Count the lines in the entries below that include the word "color". Give nothing but the number.

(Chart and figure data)
--- BEGIN ---

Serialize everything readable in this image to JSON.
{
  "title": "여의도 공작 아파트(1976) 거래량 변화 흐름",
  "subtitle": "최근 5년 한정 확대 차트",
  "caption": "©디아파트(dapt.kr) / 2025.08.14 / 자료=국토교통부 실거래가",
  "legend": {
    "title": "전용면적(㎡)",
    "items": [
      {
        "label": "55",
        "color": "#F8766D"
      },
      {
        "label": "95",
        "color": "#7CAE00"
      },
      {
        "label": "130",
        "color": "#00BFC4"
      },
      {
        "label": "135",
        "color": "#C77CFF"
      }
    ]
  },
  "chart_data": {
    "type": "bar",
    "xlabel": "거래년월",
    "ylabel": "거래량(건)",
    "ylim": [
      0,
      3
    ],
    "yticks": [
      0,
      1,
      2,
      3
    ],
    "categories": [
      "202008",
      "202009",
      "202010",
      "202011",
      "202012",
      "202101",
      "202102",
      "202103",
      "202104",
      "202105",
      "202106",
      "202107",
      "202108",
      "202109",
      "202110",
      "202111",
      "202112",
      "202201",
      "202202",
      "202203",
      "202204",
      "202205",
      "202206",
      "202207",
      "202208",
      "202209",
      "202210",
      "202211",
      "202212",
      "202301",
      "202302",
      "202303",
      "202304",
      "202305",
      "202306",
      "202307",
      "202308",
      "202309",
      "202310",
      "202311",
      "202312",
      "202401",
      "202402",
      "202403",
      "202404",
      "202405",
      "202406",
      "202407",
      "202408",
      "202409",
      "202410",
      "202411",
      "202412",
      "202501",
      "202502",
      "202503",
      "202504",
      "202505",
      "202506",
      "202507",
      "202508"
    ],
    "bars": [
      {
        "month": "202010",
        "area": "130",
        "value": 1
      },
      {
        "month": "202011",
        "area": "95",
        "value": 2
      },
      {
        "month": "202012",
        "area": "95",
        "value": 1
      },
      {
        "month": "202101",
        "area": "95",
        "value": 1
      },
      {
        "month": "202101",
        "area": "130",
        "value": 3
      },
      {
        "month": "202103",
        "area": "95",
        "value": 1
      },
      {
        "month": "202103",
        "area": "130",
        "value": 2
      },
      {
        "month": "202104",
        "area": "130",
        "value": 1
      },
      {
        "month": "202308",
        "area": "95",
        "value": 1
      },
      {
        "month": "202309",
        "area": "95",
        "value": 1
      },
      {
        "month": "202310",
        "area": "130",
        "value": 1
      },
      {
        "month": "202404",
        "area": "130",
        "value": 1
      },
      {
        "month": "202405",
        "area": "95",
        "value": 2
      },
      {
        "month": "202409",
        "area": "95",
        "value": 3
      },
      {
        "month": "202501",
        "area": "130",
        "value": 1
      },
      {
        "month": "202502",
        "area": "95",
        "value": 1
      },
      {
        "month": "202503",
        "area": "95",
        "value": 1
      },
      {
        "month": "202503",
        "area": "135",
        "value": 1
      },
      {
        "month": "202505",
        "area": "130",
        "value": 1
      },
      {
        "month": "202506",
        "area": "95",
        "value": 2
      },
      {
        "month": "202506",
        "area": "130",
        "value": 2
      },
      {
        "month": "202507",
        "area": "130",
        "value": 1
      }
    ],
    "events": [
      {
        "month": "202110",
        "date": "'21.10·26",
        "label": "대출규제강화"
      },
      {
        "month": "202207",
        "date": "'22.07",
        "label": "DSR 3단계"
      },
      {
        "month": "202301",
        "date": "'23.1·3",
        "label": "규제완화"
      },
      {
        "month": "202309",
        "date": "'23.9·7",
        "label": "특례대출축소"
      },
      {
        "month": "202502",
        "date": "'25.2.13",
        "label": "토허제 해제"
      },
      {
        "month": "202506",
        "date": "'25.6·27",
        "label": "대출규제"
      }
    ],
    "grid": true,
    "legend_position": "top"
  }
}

--- END ---

* _Reply to the exercise_:
4